Entries shown –

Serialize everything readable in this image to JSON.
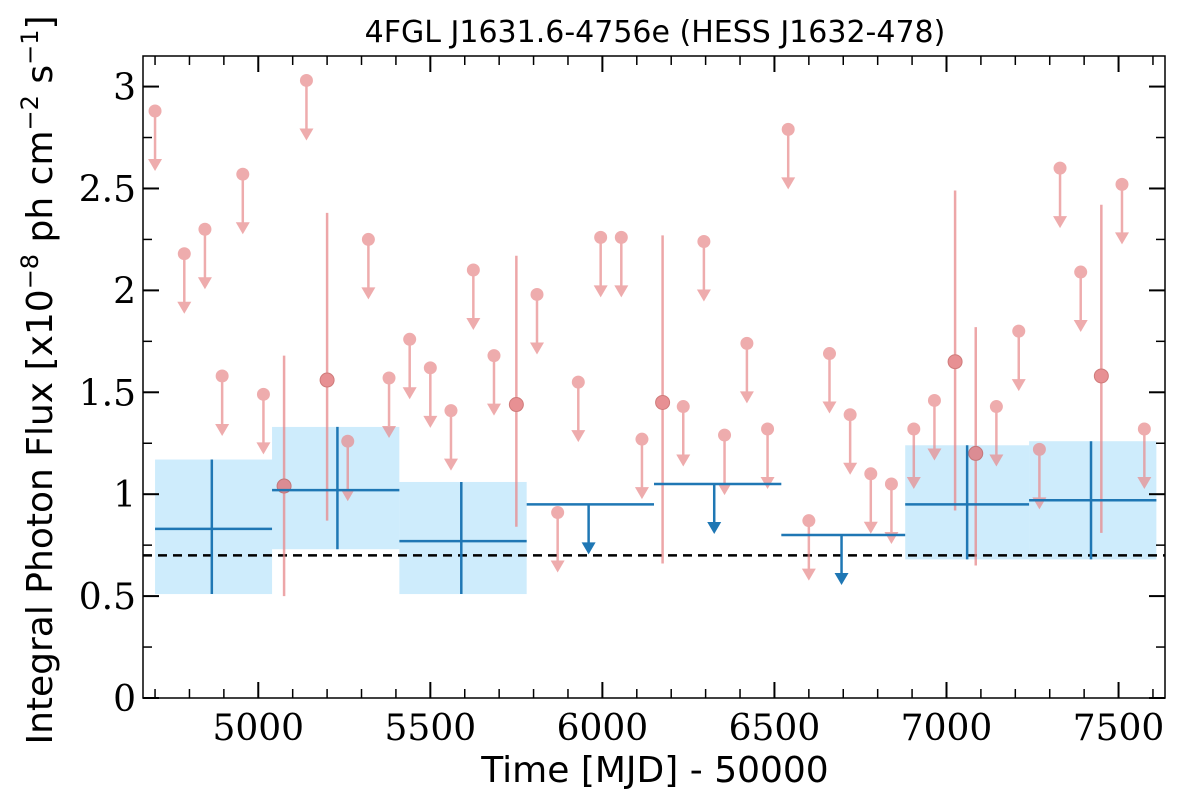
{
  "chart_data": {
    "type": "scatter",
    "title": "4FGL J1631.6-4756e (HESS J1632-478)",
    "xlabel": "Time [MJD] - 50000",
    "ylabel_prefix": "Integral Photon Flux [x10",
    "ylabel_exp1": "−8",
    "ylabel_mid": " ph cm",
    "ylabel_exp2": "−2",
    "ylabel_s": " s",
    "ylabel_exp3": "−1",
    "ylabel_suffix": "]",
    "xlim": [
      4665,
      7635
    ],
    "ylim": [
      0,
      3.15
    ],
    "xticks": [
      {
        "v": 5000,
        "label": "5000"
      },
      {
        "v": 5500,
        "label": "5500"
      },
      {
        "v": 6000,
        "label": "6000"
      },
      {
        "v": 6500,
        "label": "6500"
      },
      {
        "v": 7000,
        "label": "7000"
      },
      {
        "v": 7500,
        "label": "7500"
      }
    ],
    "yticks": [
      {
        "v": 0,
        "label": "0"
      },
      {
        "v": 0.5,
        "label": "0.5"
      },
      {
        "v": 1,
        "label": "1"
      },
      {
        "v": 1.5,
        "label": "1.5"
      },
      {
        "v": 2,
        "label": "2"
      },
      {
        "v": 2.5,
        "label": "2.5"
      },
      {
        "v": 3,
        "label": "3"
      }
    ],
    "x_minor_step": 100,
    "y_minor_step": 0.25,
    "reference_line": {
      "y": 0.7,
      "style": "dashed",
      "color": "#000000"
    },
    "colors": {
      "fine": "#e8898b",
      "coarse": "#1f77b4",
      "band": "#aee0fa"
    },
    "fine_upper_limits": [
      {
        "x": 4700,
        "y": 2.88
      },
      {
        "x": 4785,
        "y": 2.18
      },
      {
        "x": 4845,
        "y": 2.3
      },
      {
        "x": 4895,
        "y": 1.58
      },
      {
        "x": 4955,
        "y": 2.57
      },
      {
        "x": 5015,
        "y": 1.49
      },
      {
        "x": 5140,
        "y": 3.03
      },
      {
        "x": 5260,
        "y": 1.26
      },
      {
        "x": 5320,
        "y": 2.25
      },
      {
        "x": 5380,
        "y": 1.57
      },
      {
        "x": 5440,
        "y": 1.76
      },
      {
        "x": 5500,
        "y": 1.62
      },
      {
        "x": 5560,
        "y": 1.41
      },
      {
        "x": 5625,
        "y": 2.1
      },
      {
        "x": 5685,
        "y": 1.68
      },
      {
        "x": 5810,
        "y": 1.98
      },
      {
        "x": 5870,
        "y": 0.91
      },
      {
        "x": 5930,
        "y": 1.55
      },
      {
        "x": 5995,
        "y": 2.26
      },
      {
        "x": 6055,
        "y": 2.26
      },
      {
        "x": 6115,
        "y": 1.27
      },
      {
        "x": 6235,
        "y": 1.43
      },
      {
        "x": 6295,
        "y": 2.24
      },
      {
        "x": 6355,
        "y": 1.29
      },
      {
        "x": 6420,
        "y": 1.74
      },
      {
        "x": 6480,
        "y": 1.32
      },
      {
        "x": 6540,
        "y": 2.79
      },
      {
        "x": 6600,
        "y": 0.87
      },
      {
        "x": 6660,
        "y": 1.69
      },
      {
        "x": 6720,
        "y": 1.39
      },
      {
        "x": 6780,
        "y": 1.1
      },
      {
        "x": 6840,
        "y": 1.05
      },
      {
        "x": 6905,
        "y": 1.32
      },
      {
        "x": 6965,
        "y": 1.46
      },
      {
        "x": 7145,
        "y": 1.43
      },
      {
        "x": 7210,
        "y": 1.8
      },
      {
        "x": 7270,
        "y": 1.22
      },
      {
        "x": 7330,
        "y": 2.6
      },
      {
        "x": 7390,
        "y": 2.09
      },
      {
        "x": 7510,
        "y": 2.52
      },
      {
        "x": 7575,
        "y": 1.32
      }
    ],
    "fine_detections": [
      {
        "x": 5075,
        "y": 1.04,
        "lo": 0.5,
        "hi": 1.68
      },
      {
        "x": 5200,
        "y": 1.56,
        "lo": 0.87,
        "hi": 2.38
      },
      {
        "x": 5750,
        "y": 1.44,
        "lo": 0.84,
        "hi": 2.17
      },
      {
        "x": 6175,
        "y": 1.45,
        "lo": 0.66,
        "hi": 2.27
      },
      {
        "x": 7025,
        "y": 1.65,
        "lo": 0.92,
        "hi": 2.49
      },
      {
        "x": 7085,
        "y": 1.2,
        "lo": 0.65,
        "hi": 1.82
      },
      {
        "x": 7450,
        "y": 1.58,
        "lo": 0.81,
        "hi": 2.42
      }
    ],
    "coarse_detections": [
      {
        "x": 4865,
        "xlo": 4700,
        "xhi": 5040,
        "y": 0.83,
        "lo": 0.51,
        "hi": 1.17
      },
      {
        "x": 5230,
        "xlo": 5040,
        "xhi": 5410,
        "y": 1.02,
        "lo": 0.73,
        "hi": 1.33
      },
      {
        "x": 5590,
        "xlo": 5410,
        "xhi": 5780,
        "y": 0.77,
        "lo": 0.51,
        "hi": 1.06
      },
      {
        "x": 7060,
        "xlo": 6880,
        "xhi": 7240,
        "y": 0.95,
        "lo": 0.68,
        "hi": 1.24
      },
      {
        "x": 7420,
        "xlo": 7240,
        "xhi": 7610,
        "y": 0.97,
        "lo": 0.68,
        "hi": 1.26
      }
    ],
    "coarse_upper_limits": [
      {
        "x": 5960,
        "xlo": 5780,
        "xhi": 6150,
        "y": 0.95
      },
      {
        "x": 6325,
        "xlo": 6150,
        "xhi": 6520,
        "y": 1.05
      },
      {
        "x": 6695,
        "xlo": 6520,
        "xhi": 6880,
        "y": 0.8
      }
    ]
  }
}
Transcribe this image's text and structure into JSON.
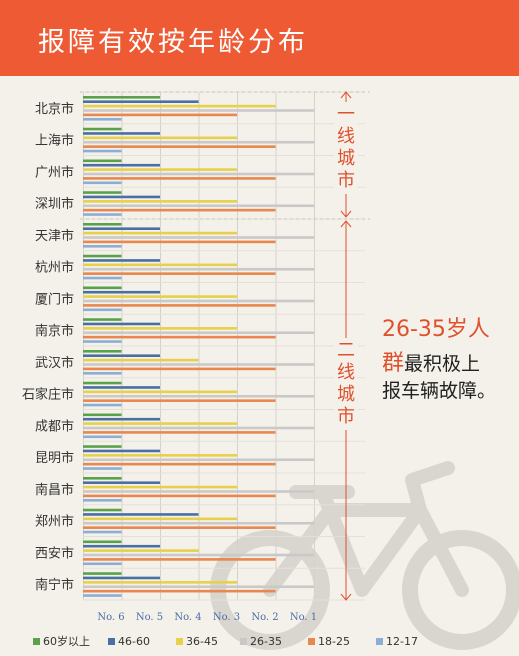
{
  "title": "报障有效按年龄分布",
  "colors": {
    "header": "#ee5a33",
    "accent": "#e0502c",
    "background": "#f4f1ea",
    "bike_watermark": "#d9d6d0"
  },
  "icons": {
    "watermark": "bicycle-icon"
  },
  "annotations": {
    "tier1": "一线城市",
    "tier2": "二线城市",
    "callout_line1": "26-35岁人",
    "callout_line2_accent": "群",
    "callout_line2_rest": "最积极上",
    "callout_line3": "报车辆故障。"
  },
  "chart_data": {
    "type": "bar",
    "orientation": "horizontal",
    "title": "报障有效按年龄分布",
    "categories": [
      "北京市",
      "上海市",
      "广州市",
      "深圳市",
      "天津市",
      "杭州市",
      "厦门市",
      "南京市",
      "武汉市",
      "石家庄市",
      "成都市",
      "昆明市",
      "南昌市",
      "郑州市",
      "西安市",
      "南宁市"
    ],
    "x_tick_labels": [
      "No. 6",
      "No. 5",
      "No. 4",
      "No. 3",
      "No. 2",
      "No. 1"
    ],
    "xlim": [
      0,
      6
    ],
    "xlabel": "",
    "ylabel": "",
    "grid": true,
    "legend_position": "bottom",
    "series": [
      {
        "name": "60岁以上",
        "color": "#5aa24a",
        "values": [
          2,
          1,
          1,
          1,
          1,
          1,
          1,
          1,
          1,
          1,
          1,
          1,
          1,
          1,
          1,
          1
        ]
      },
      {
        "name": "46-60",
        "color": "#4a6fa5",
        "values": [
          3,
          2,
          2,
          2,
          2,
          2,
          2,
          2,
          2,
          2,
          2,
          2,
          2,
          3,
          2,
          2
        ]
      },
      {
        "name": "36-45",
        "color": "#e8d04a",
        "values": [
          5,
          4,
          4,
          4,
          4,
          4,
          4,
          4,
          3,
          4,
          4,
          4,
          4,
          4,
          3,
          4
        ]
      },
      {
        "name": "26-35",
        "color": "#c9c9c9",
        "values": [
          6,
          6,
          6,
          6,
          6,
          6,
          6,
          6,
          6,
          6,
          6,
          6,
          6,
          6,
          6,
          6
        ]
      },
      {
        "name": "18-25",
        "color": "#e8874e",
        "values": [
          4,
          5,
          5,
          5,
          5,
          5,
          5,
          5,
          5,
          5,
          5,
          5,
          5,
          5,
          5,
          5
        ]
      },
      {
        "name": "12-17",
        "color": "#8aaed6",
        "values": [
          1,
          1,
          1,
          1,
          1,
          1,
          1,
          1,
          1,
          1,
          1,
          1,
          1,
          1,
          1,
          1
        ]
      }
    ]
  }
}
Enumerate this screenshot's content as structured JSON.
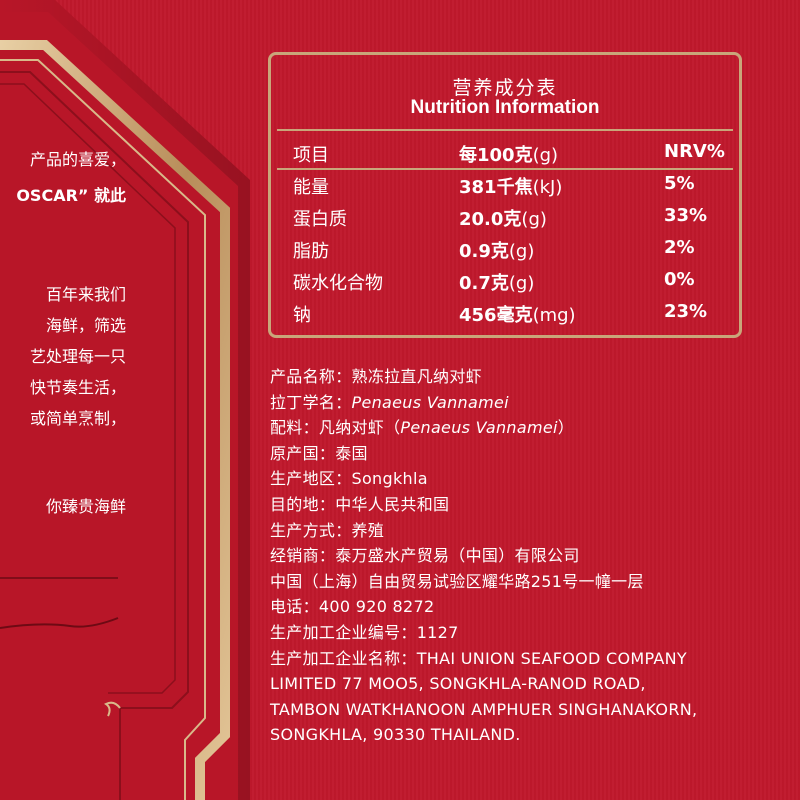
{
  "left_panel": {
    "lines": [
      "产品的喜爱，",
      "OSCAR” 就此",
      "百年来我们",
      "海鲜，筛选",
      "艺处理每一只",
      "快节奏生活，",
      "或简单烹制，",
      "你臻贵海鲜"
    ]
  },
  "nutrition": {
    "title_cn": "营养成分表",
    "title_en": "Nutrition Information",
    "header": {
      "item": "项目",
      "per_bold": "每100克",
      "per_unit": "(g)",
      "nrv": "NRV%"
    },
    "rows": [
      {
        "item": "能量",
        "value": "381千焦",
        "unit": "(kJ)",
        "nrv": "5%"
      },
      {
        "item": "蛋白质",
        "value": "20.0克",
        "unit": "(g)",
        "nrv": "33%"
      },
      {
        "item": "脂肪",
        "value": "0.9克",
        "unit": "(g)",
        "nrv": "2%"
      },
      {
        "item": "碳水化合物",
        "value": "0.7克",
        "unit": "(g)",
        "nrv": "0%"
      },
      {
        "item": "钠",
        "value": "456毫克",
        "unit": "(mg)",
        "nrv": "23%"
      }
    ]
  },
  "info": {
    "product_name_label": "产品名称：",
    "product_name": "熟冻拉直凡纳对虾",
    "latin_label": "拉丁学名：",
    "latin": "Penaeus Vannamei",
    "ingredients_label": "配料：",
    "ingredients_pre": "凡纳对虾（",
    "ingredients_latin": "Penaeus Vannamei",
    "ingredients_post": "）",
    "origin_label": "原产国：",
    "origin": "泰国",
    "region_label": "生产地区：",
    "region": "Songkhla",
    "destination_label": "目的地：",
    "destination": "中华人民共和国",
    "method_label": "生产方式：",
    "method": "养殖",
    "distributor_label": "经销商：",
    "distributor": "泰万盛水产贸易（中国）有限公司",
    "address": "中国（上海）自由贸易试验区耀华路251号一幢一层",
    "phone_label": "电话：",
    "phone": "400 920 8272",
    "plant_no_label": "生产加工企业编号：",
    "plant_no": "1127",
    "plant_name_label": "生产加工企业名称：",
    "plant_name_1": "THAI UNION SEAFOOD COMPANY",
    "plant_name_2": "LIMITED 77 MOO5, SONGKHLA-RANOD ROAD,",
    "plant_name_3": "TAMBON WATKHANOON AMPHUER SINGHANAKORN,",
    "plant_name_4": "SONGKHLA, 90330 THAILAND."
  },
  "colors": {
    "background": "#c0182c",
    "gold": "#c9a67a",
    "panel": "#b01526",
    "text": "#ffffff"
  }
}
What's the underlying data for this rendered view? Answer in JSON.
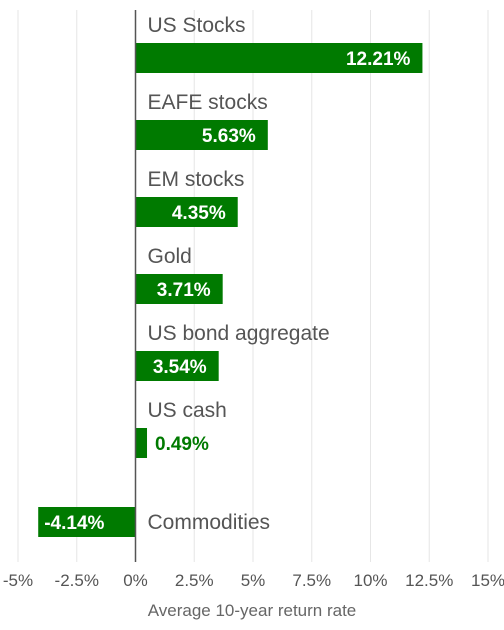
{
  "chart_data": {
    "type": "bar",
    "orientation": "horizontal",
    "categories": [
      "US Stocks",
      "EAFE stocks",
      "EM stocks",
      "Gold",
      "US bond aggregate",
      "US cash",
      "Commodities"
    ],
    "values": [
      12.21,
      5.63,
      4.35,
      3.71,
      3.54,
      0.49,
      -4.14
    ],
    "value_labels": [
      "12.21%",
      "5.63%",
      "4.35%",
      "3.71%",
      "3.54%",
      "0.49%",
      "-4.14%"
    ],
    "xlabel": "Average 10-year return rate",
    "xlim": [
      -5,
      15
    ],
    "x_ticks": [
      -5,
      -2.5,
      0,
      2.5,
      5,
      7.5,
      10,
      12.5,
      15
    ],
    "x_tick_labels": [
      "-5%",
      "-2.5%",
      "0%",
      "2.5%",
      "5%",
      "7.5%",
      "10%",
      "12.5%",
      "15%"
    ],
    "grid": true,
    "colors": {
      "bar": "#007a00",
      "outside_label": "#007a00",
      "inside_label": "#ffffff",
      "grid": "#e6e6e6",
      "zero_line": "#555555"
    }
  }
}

Problem statement –
Write the lines from the line containing "What's the underlying" through the last line of the data out again exactly, and only those lines; pictures stay out.

Task answer –
What's the underlying data for this rendered view? Answer in JSON.
{
  "chart_data": {
    "type": "bar",
    "orientation": "horizontal",
    "categories": [
      "US Stocks",
      "EAFE stocks",
      "EM stocks",
      "Gold",
      "US bond aggregate",
      "US cash",
      "Commodities"
    ],
    "values": [
      12.21,
      5.63,
      4.35,
      3.71,
      3.54,
      0.49,
      -4.14
    ],
    "value_labels": [
      "12.21%",
      "5.63%",
      "4.35%",
      "3.71%",
      "3.54%",
      "0.49%",
      "-4.14%"
    ],
    "xlabel": "Average 10-year return rate",
    "xlim": [
      -5,
      15
    ],
    "x_ticks": [
      -5,
      -2.5,
      0,
      2.5,
      5,
      7.5,
      10,
      12.5,
      15
    ],
    "x_tick_labels": [
      "-5%",
      "-2.5%",
      "0%",
      "2.5%",
      "5%",
      "7.5%",
      "10%",
      "12.5%",
      "15%"
    ],
    "grid": true,
    "colors": {
      "bar": "#007a00",
      "outside_label": "#007a00",
      "inside_label": "#ffffff",
      "grid": "#e6e6e6",
      "zero_line": "#555555"
    }
  }
}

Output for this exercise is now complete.